REQUIRED WORK >>
Every line below should be copied exactly; drop the pictures.

Data items

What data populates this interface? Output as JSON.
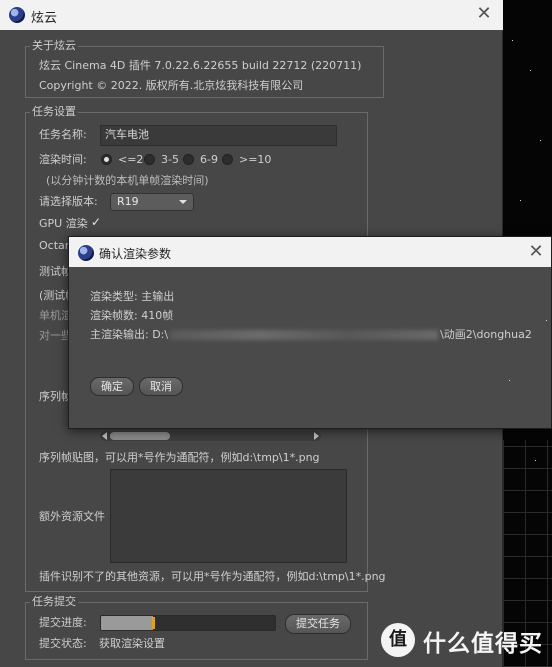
{
  "window": {
    "title": "炫云"
  },
  "about": {
    "group_title": "关于炫云",
    "version_line": "炫云 Cinema 4D 插件 7.0.22.6.22655 build 22712  (220711)",
    "copyright_line": "Copyright © 2022. 版权所有.北京炫我科技有限公司"
  },
  "task_settings": {
    "group_title": "任务设置",
    "task_name_label": "任务名称:",
    "task_name_value": "汽车电池",
    "render_time_label": "渲染时间:",
    "render_time_options": [
      "<=2",
      "3-5",
      "6-9",
      ">=10"
    ],
    "render_time_selected": "<=2",
    "render_time_hint": "(以分钟计数的本机单帧渲染时间)",
    "version_label": "请选择版本:",
    "version_value": "R19",
    "gpu_label": "GPU 渲染",
    "gpu_checked": true,
    "octane_label_partial": "Octar",
    "test_label_partial": "测试帧",
    "test_hint_partial": "(测试帧",
    "single_machine_partial": "单机渲",
    "pair_partial": "对一些",
    "sequence_label_partial": "序列帧",
    "sequence_hint": "序列帧贴图，可以用*号作为通配符，例如d:\\tmp\\1*.png",
    "extra_label": "额外资源文件",
    "extra_hint": "插件识别不了的其他资源，可以用*号作为通配符，例如d:\\tmp\\1*.png"
  },
  "submit": {
    "group_title": "任务提交",
    "progress_label": "提交进度:",
    "progress_fraction": 0.3,
    "submit_button": "提交任务",
    "status_label": "提交状态:",
    "status_value": "获取渲染设置"
  },
  "dialog": {
    "title": "确认渲染参数",
    "render_type_label": "渲染类型: 主输出",
    "frame_count_label": "渲染帧数: 410帧",
    "output_prefix": "主渲染输出:  D:\\",
    "output_suffix": "\\动画2\\donghua2",
    "ok_button": "确定",
    "cancel_button": "取消"
  },
  "watermark": {
    "logo_glyph": "值",
    "text": "什么值得买"
  },
  "colors": {
    "window_bg": "#474747",
    "progress_accent": "#e0a020"
  }
}
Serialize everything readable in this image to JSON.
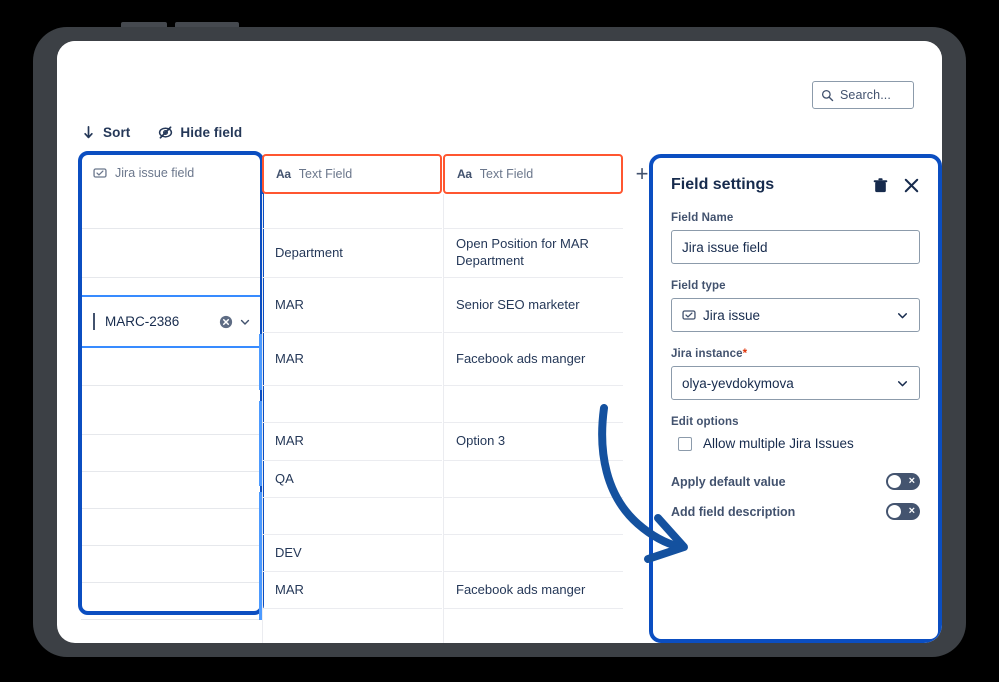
{
  "search": {
    "placeholder": "Search...",
    "icon": "search-icon"
  },
  "toolbar": {
    "sort_label": "Sort",
    "sort_icon": "arrow-down-icon",
    "hide_field_label": "Hide field",
    "hide_field_icon": "eye-slash-icon"
  },
  "grid": {
    "columns": [
      {
        "label": "Jira issue field",
        "icon": "jira-issue-icon",
        "highlight": "blue"
      },
      {
        "label": "Text Field",
        "icon": "text-field-icon",
        "highlight": "orange"
      },
      {
        "label": "Text Field",
        "icon": "text-field-icon",
        "highlight": "orange"
      }
    ],
    "add_column_label": "+",
    "col_a_cells": [
      "",
      "",
      "",
      "",
      "",
      "",
      "",
      "",
      ""
    ],
    "col_b_cells": [
      "",
      "Department",
      "MAR",
      "MAR",
      "",
      "MAR",
      "QA",
      "",
      "DEV",
      "MAR",
      ""
    ],
    "col_c_cells": [
      "",
      "Open Position for MAR Department",
      "Senior SEO marketer",
      "Facebook ads manger",
      "",
      "Option 3",
      "",
      "",
      "",
      "Facebook ads manger",
      ""
    ],
    "selected_cell": {
      "value": "MARC-2386",
      "clear_icon": "clear-circle-icon",
      "chevron_icon": "chevron-down-icon"
    }
  },
  "settings": {
    "title": "Field settings",
    "delete_icon": "trash-icon",
    "close_icon": "close-icon",
    "field_name_label": "Field Name",
    "field_name_value": "Jira issue field",
    "field_type_label": "Field type",
    "field_type_value": "Jira issue",
    "field_type_icon": "jira-issue-icon",
    "jira_instance_label": "Jira instance",
    "jira_instance_required": "*",
    "jira_instance_value": "olya-yevdokymova",
    "edit_options_label": "Edit options",
    "allow_multiple_label": "Allow multiple Jira Issues",
    "allow_multiple_checked": false,
    "apply_default_label": "Apply default value",
    "apply_default_on": false,
    "add_description_label": "Add field description",
    "add_description_on": false,
    "toggle_off_glyph": "×"
  },
  "annotation": {
    "type": "curved-arrow",
    "color": "#14519f"
  },
  "colors": {
    "accent_blue": "#0b4ec1",
    "orange": "#ff5630",
    "text": "#172b4d",
    "muted": "#6b778c",
    "frame": "#3c4045"
  }
}
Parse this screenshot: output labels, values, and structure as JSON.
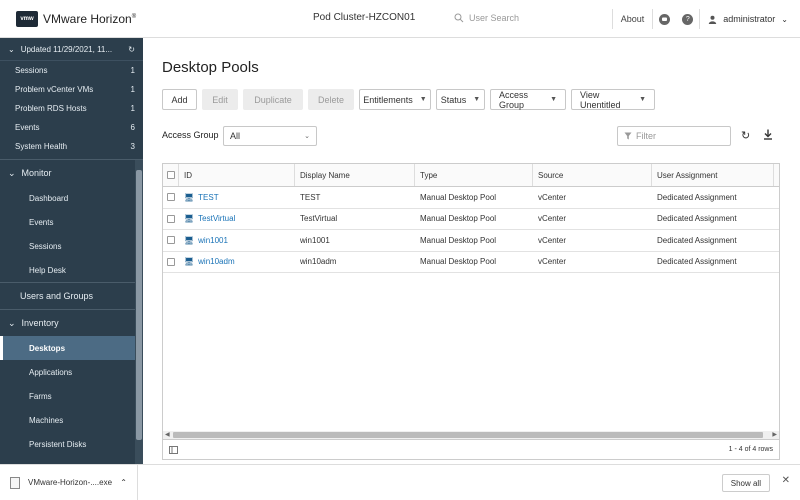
{
  "header": {
    "logo": "vmw",
    "app_title": "VMware Horizon",
    "trademark": "®",
    "pod": "Pod Cluster-HZCON01",
    "search_placeholder": "User Search",
    "about": "About",
    "chat_icon": "chat-icon",
    "help_icon": "?",
    "user": "administrator"
  },
  "sidebar": {
    "updated": "Updated 11/29/2021, 11...",
    "alerts": [
      {
        "label": "Sessions",
        "count": "1"
      },
      {
        "label": "Problem vCenter VMs",
        "count": "1"
      },
      {
        "label": "Problem RDS Hosts",
        "count": "1"
      },
      {
        "label": "Events",
        "count": "6"
      },
      {
        "label": "System Health",
        "count": "3"
      }
    ],
    "monitor": {
      "label": "Monitor",
      "items": [
        "Dashboard",
        "Events",
        "Sessions",
        "Help Desk"
      ]
    },
    "users_groups": "Users and Groups",
    "inventory": {
      "label": "Inventory",
      "items": [
        "Desktops",
        "Applications",
        "Farms",
        "Machines",
        "Persistent Disks"
      ]
    }
  },
  "main": {
    "title": "Desktop Pools",
    "toolbar": {
      "add": "Add",
      "edit": "Edit",
      "duplicate": "Duplicate",
      "delete": "Delete",
      "entitlements": "Entitlements",
      "status": "Status",
      "access_group": "Access Group",
      "view_unentitled": "View Unentitled"
    },
    "access_group_label": "Access Group",
    "access_group_value": "All",
    "filter_placeholder": "Filter",
    "columns": [
      "ID",
      "Display Name",
      "Type",
      "Source",
      "User Assignment"
    ],
    "rows": [
      {
        "id": "TEST",
        "display_name": "TEST",
        "type": "Manual Desktop Pool",
        "source": "vCenter",
        "assignment": "Dedicated Assignment"
      },
      {
        "id": "TestVirtual",
        "display_name": "TestVirtual",
        "type": "Manual Desktop Pool",
        "source": "vCenter",
        "assignment": "Dedicated Assignment"
      },
      {
        "id": "win1001",
        "display_name": "win1001",
        "type": "Manual Desktop Pool",
        "source": "vCenter",
        "assignment": "Dedicated Assignment"
      },
      {
        "id": "win10adm",
        "display_name": "win10adm",
        "type": "Manual Desktop Pool",
        "source": "vCenter",
        "assignment": "Dedicated Assignment"
      }
    ],
    "row_count": "1 - 4 of 4 rows"
  },
  "download_bar": {
    "file": "VMware-Horizon-....exe",
    "show_all": "Show all"
  },
  "colors": {
    "sidebar_bg": "#2c3e4c",
    "sidebar_active": "#4c6b84",
    "link": "#1a73b7"
  }
}
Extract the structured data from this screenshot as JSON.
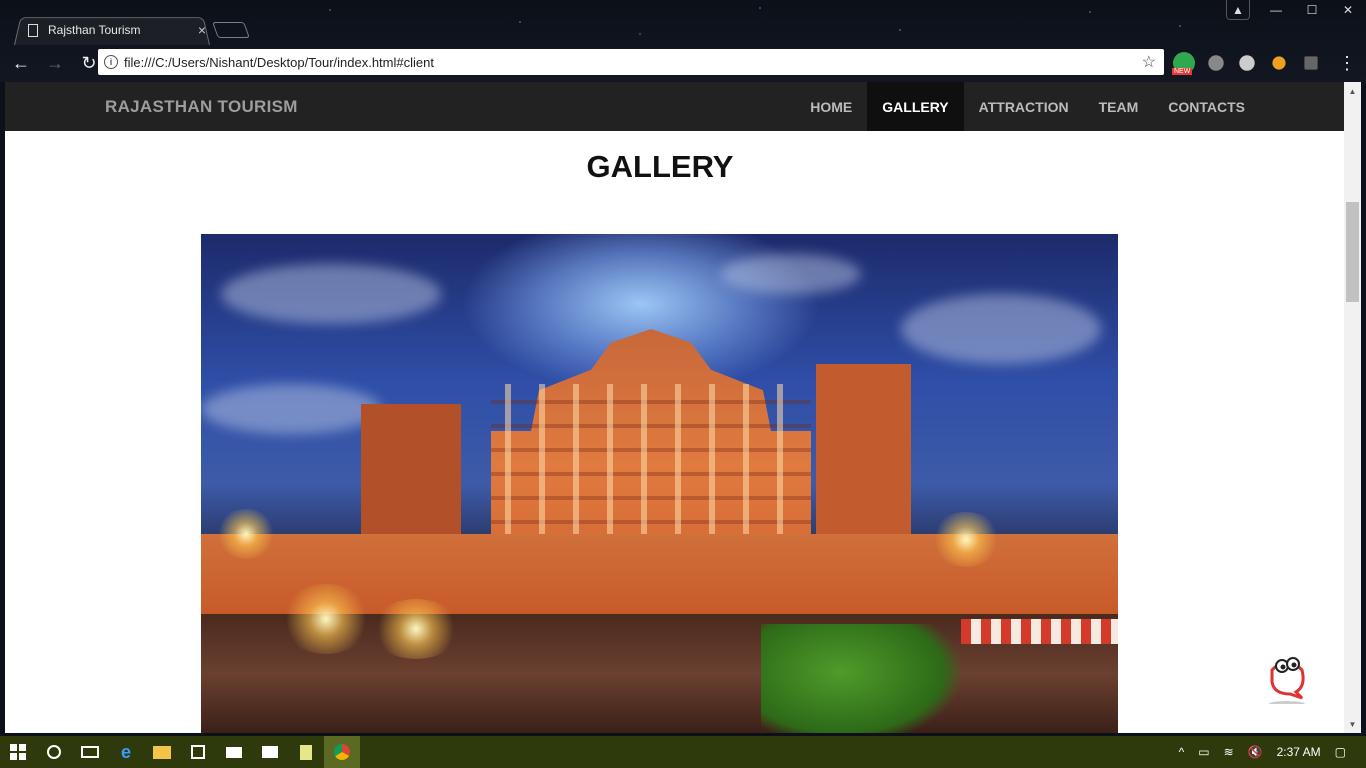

RESULT >>
What data populates this interface? Output as JSON.
{
  "window": {
    "title": "炫云"
  },
  "about": {
    "group_title": "关于炫云",
    "version_line": "炫云 Cinema 4D 插件 7.0.22.6.22655 build 22712  (220711)",
    "copyright_line": "Copyright © 2022. 版权所有.北京炫我科技有限公司"
  },
  "task_settings": {
    "group_title": "任务设置",
    "task_name_label": "任务名称:",
    "task_name_value": "汽车电池",
    "render_time_label": "渲染时间:",
    "render_time_options": [
      "<=2",
      "3-5",
      "6-9",
      ">=10"
    ],
    "render_time_selected": "<=2",
    "render_time_hint": "(以分钟计数的本机单帧渲染时间)",
    "version_label": "请选择版本:",
    "version_value": "R19",
    "gpu_label": "GPU 渲染",
    "gpu_checked": true,
    "octane_label_partial": "Octar",
    "test_label_partial": "测试帧",
    "test_hint_partial": "(测试帧",
    "single_machine_partial": "单机渲",
    "pair_partial": "对一些",
    "sequence_label_partial": "序列帧",
    "sequence_hint": "序列帧贴图，可以用*号作为通配符，例如d:\\tmp\\1*.png",
    "extra_label": "额外资源文件",
    "extra_hint": "插件识别不了的其他资源，可以用*号作为通配符，例如d:\\tmp\\1*.png"
  },
  "submit": {
    "group_title": "任务提交",
    "progress_label": "提交进度:",
    "progress_fraction": 0.3,
    "submit_button": "提交任务",
    "status_label": "提交状态:",
    "status_value": "获取渲染设置"
  },
  "dialog": {
    "title": "确认渲染参数",
    "render_type_label": "渲染类型: 主输出",
    "frame_count_label": "渲染帧数: 410帧",
    "output_prefix": "主渲染输出:  D:\\",
    "output_suffix": "\\动画2\\donghua2",
    "ok_button": "确定",
    "cancel_button": "取消"
  },
  "watermark": {
    "logo_glyph": "值",
    "text": "什么值得买"
  },
  "colors": {
    "window_bg": "#474747",
    "progress_accent": "#e0a020"
  }
}
Serialize everything readable in this image to JSON.
{
  "search": {
    "placeholder": "Search...",
    "icon": "search-icon"
  },
  "toolbar": {
    "sort_label": "Sort",
    "sort_icon": "arrow-down-icon",
    "hide_field_label": "Hide field",
    "hide_field_icon": "eye-slash-icon"
  },
  "grid": {
    "columns": [
      {
        "label": "Jira issue field",
        "icon": "jira-issue-icon",
        "highlight": "blue"
      },
      {
        "label": "Text Field",
        "icon": "text-field-icon",
        "highlight": "orange"
      },
      {
        "label": "Text Field",
        "icon": "text-field-icon",
        "highlight": "orange"
      }
    ],
    "add_column_label": "+",
    "col_a_cells": [
      "",
      "",
      "",
      "",
      "",
      "",
      "",
      "",
      ""
    ],
    "col_b_cells": [
      "",
      "Department",
      "MAR",
      "MAR",
      "",
      "MAR",
      "QA",
      "",
      "DEV",
      "MAR",
      ""
    ],
    "col_c_cells": [
      "",
      "Open Position for MAR Department",
      "Senior SEO marketer",
      "Facebook ads manger",
      "",
      "Option 3",
      "",
      "",
      "",
      "Facebook ads manger",
      ""
    ],
    "selected_cell": {
      "value": "MARC-2386",
      "clear_icon": "clear-circle-icon",
      "chevron_icon": "chevron-down-icon"
    }
  },
  "settings": {
    "title": "Field settings",
    "delete_icon": "trash-icon",
    "close_icon": "close-icon",
    "field_name_label": "Field Name",
    "field_name_value": "Jira issue field",
    "field_type_label": "Field type",
    "field_type_value": "Jira issue",
    "field_type_icon": "jira-issue-icon",
    "jira_instance_label": "Jira instance",
    "jira_instance_required": "*",
    "jira_instance_value": "olya-yevdokymova",
    "edit_options_label": "Edit options",
    "allow_multiple_label": "Allow multiple Jira Issues",
    "allow_multiple_checked": false,
    "apply_default_label": "Apply default value",
    "apply_default_on": false,
    "add_description_label": "Add field description",
    "add_description_on": false,
    "toggle_off_glyph": "×"
  },
  "annotation": {
    "type": "curved-arrow",
    "color": "#14519f"
  },
  "colors": {
    "accent_blue": "#0b4ec1",
    "orange": "#ff5630",
    "text": "#172b4d",
    "muted": "#6b778c",
    "frame": "#3c4045"
  }
}
Parse this screenshot: output labels, values, and structure as JSON.
{
  "header": {
    "logo": "vmw",
    "app_title": "VMware Horizon",
    "trademark": "®",
    "pod": "Pod Cluster-HZCON01",
    "search_placeholder": "User Search",
    "about": "About",
    "chat_icon": "chat-icon",
    "help_icon": "?",
    "user": "administrator"
  },
  "sidebar": {
    "updated": "Updated 11/29/2021, 11...",
    "alerts": [
      {
        "label": "Sessions",
        "count": "1"
      },
      {
        "label": "Problem vCenter VMs",
        "count": "1"
      },
      {
        "label": "Problem RDS Hosts",
        "count": "1"
      },
      {
        "label": "Events",
        "count": "6"
      },
      {
        "label": "System Health",
        "count": "3"
      }
    ],
    "monitor": {
      "label": "Monitor",
      "items": [
        "Dashboard",
        "Events",
        "Sessions",
        "Help Desk"
      ]
    },
    "users_groups": "Users and Groups",
    "inventory": {
      "label": "Inventory",
      "items": [
        "Desktops",
        "Applications",
        "Farms",
        "Machines",
        "Persistent Disks"
      ]
    }
  },
  "main": {
    "title": "Desktop Pools",
    "toolbar": {
      "add": "Add",
      "edit": "Edit",
      "duplicate": "Duplicate",
      "delete": "Delete",
      "entitlements": "Entitlements",
      "status": "Status",
      "access_group": "Access Group",
      "view_unentitled": "View Unentitled"
    },
    "access_group_label": "Access Group",
    "access_group_value": "All",
    "filter_placeholder": "Filter",
    "columns": [
      "ID",
      "Display Name",
      "Type",
      "Source",
      "User Assignment"
    ],
    "rows": [
      {
        "id": "TEST",
        "display_name": "TEST",
        "type": "Manual Desktop Pool",
        "source": "vCenter",
        "assignment": "Dedicated Assignment"
      },
      {
        "id": "TestVirtual",
        "display_name": "TestVirtual",
        "type": "Manual Desktop Pool",
        "source": "vCenter",
        "assignment": "Dedicated Assignment"
      },
      {
        "id": "win1001",
        "display_name": "win1001",
        "type": "Manual Desktop Pool",
        "source": "vCenter",
        "assignment": "Dedicated Assignment"
      },
      {
        "id": "win10adm",
        "display_name": "win10adm",
        "type": "Manual Desktop Pool",
        "source": "vCenter",
        "assignment": "Dedicated Assignment"
      }
    ],
    "row_count": "1 - 4 of 4 rows"
  },
  "download_bar": {
    "file": "VMware-Horizon-....exe",
    "show_all": "Show all"
  },
  "colors": {
    "sidebar_bg": "#2c3e4c",
    "sidebar_active": "#4c6b84",
    "link": "#1a73b7"
  }
}
Extract the structured data from this screenshot as JSON.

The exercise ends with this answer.